Directions for this task:
Reproduce the listing word for word, beginning with its first line and continuing through the line containing "x-tick-label: 50 [72, 308, 84, 319]", with both of those lines included.

━━━━━━

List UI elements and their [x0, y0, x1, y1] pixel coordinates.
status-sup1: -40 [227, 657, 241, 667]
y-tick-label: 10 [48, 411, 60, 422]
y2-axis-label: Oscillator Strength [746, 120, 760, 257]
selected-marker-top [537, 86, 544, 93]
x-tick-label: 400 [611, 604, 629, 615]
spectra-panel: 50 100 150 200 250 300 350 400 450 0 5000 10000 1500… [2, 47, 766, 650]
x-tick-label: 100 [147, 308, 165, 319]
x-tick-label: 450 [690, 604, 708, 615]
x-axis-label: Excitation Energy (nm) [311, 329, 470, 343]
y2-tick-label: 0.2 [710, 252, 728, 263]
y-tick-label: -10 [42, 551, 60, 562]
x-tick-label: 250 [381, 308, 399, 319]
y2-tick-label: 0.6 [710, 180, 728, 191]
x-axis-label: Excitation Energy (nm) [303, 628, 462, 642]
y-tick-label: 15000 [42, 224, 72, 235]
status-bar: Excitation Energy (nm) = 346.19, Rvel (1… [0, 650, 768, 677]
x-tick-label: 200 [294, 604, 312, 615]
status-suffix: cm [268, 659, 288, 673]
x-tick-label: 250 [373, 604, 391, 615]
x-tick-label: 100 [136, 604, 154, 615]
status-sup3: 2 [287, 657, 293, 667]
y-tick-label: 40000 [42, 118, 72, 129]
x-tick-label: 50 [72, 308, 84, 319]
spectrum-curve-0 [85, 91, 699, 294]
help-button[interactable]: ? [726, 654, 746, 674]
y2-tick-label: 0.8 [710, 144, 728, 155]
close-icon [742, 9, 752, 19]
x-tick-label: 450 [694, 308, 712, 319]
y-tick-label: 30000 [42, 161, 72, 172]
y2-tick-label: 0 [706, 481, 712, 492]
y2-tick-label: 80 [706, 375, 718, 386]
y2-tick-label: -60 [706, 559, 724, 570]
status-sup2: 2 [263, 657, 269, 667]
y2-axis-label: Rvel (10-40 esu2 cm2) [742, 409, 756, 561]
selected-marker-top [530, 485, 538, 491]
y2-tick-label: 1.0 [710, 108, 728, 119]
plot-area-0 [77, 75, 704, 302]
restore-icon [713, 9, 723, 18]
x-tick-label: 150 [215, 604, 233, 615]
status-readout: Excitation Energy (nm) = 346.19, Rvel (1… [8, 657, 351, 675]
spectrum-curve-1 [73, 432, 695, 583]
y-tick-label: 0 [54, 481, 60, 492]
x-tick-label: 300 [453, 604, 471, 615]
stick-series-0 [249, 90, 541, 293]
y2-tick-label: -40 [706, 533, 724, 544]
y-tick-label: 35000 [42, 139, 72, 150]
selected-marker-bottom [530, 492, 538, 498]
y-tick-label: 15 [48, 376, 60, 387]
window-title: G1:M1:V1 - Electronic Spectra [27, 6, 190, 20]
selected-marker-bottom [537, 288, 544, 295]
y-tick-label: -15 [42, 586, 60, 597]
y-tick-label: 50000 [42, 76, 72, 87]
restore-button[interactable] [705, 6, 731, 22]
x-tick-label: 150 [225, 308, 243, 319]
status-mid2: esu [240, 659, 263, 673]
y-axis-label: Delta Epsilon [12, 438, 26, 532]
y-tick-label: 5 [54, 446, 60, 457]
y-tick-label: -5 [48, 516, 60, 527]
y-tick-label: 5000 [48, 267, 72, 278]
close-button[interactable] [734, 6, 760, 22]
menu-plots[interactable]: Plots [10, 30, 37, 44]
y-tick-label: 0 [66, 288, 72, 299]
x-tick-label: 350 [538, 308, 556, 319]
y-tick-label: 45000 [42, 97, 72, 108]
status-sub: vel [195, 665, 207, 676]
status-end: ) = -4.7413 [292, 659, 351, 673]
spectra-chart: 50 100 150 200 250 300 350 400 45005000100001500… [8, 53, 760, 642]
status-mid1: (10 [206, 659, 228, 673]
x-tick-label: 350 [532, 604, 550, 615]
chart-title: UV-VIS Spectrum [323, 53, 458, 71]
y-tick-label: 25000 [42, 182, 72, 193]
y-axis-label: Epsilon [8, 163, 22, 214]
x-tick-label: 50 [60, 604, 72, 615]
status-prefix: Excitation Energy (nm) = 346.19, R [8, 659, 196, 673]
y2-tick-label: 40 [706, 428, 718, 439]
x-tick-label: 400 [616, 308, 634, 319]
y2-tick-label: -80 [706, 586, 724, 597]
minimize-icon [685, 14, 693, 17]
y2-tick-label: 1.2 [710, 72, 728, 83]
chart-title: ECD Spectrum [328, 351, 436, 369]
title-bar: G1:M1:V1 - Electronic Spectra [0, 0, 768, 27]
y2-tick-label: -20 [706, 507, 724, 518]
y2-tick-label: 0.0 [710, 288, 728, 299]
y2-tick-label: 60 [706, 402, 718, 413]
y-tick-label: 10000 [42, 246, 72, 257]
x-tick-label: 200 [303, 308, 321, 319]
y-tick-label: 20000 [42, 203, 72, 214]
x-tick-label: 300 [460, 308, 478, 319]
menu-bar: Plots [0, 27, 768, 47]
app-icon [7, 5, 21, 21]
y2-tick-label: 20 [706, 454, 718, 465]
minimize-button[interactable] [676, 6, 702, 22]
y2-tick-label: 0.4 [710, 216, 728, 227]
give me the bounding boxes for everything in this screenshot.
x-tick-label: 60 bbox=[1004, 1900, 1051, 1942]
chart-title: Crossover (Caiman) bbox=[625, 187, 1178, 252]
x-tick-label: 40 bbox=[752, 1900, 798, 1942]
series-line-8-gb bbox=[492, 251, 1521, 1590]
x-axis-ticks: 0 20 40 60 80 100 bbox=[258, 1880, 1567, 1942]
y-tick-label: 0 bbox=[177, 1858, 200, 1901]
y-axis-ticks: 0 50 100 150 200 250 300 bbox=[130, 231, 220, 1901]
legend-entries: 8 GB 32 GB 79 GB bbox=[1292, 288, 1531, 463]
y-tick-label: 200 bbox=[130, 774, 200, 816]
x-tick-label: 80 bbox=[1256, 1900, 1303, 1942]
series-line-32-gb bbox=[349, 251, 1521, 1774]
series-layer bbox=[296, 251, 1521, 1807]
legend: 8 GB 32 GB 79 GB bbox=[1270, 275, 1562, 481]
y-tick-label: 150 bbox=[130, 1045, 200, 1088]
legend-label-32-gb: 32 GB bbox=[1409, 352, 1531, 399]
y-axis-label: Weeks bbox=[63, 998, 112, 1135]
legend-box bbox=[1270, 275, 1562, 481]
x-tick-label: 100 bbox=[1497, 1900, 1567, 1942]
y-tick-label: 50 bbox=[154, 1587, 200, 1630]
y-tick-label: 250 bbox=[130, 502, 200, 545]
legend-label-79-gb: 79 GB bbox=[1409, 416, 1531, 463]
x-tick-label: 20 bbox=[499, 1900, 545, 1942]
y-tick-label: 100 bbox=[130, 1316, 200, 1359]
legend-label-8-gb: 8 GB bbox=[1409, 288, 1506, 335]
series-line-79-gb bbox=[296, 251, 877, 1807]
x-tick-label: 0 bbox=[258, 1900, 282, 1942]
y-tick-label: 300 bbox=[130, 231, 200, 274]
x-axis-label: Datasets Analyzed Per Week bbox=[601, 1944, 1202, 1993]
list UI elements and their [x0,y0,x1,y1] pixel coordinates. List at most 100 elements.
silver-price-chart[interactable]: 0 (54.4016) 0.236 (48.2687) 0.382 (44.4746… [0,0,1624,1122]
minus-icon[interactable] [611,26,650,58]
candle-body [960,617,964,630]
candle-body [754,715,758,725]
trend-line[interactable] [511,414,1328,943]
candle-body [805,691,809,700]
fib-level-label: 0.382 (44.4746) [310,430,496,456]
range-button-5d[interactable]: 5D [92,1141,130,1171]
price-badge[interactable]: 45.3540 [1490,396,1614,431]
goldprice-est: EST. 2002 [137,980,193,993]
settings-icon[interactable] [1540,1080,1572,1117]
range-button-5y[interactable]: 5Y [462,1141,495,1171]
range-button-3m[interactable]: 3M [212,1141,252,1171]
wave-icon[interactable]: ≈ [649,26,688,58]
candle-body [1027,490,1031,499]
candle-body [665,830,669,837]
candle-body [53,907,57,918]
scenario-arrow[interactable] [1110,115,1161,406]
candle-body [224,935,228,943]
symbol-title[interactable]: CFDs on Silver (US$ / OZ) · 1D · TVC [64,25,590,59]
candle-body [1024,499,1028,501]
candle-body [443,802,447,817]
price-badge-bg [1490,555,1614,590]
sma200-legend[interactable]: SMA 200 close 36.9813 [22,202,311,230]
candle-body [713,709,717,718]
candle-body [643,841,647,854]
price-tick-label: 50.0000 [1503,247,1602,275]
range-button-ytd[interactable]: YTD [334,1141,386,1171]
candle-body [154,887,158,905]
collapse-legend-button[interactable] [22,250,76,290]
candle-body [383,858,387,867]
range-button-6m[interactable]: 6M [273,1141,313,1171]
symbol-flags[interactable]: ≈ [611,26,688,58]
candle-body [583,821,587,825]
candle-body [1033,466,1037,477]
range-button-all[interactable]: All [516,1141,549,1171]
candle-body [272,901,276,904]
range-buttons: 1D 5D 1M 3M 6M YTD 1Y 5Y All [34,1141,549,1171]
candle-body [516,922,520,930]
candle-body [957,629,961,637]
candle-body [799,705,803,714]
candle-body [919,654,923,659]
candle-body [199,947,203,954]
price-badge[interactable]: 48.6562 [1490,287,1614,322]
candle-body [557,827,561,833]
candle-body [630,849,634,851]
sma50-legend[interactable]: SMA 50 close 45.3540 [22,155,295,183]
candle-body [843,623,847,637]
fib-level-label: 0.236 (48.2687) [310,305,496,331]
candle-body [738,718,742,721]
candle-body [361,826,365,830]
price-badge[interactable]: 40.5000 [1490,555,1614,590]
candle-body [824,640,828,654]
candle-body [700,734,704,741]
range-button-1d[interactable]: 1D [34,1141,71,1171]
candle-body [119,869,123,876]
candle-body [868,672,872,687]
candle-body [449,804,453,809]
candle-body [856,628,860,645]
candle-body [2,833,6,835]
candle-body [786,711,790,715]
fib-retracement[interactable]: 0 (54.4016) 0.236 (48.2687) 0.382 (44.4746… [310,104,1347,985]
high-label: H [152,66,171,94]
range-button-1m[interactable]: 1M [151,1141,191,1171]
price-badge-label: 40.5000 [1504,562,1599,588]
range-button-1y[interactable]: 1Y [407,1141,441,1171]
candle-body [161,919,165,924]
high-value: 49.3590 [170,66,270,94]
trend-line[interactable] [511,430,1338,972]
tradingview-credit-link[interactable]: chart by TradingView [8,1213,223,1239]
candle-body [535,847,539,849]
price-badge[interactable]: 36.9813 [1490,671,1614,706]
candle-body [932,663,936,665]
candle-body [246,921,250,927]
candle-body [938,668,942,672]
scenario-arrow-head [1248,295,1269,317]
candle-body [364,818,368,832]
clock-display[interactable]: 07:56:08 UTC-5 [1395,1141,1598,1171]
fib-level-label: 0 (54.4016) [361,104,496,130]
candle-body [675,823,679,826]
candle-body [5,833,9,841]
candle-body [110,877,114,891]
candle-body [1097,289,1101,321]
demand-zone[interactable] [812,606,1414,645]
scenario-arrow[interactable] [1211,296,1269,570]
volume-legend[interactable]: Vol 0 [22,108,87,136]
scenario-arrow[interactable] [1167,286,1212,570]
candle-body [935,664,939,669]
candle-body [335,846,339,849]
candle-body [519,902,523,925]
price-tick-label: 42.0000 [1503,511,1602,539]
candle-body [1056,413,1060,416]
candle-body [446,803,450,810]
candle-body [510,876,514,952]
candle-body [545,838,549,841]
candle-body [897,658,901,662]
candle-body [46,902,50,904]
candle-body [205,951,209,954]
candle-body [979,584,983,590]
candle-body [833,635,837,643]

━━━━━━

Answer for the task:
List UI elements and their [x0, y0, x1, y1] pixel coordinates.
status-sup1: -40 [227, 657, 241, 667]
y-tick-label: 10 [48, 411, 60, 422]
y2-axis-label: Oscillator Strength [746, 120, 760, 257]
selected-marker-top [537, 86, 544, 93]
x-tick-label: 400 [611, 604, 629, 615]
spectra-panel: 50 100 150 200 250 300 350 400 450 0 5000 10000 1500… [2, 47, 766, 650]
x-tick-label: 100 [147, 308, 165, 319]
x-tick-label: 450 [690, 604, 708, 615]
x-axis-label: Excitation Energy (nm) [311, 329, 470, 343]
y2-tick-label: 0.2 [710, 252, 728, 263]
y-tick-label: -10 [42, 551, 60, 562]
x-tick-label: 250 [381, 308, 399, 319]
y2-tick-label: 0.6 [710, 180, 728, 191]
x-axis-label: Excitation Energy (nm) [303, 628, 462, 642]
y-tick-label: 15000 [42, 224, 72, 235]
status-bar: Excitation Energy (nm) = 346.19, Rvel (1… [0, 650, 768, 677]
x-tick-label: 200 [294, 604, 312, 615]
status-suffix: cm [268, 659, 288, 673]
x-tick-label: 250 [373, 604, 391, 615]
x-tick-label: 100 [136, 604, 154, 615]
status-sup3: 2 [287, 657, 293, 667]
y-tick-label: 40000 [42, 118, 72, 129]
x-tick-label: 50 [72, 308, 84, 319]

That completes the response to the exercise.